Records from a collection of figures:
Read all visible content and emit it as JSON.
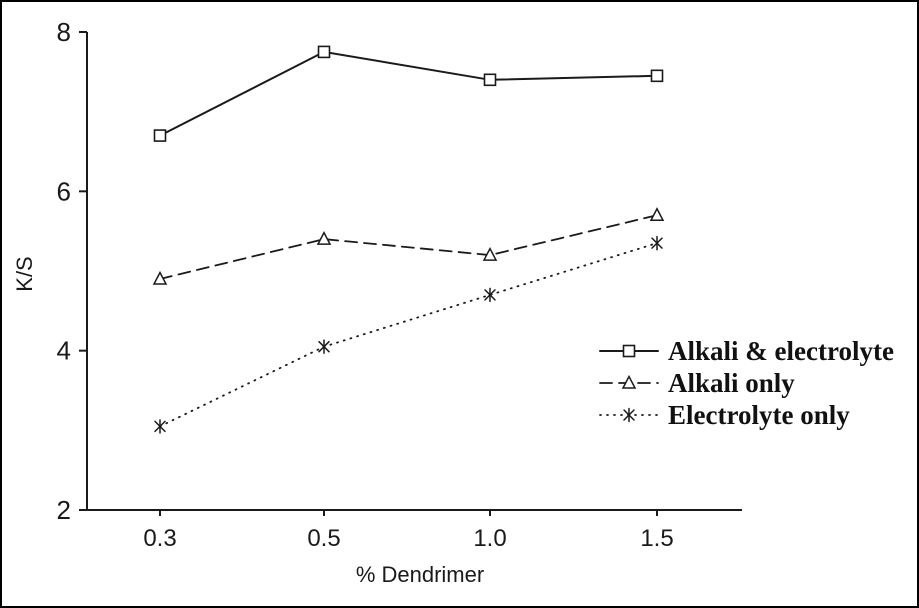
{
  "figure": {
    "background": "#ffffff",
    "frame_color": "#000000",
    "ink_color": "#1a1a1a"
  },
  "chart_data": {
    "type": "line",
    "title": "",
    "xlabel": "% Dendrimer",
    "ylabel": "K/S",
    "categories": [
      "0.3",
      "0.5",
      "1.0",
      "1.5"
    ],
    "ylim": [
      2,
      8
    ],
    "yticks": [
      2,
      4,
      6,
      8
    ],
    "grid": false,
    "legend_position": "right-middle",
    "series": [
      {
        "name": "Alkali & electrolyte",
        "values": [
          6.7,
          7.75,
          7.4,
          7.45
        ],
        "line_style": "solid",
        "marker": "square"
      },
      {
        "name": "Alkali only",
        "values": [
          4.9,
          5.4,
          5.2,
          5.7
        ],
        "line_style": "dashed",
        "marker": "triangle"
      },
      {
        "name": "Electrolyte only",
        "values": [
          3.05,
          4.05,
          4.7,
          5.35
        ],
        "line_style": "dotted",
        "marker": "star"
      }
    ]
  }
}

### WHAT NEEDS TO BE DONE
Every line of the material is to be quoted exactly, with no pictures carried over.

### EXPECTED ANSWER
Read all visible content and emit it as JSON.
{
  "figure": {
    "background": "#ffffff",
    "frame_color": "#000000",
    "ink_color": "#1a1a1a"
  },
  "chart_data": {
    "type": "line",
    "title": "",
    "xlabel": "% Dendrimer",
    "ylabel": "K/S",
    "categories": [
      "0.3",
      "0.5",
      "1.0",
      "1.5"
    ],
    "ylim": [
      2,
      8
    ],
    "yticks": [
      2,
      4,
      6,
      8
    ],
    "grid": false,
    "legend_position": "right-middle",
    "series": [
      {
        "name": "Alkali & electrolyte",
        "values": [
          6.7,
          7.75,
          7.4,
          7.45
        ],
        "line_style": "solid",
        "marker": "square"
      },
      {
        "name": "Alkali only",
        "values": [
          4.9,
          5.4,
          5.2,
          5.7
        ],
        "line_style": "dashed",
        "marker": "triangle"
      },
      {
        "name": "Electrolyte only",
        "values": [
          3.05,
          4.05,
          4.7,
          5.35
        ],
        "line_style": "dotted",
        "marker": "star"
      }
    ]
  }
}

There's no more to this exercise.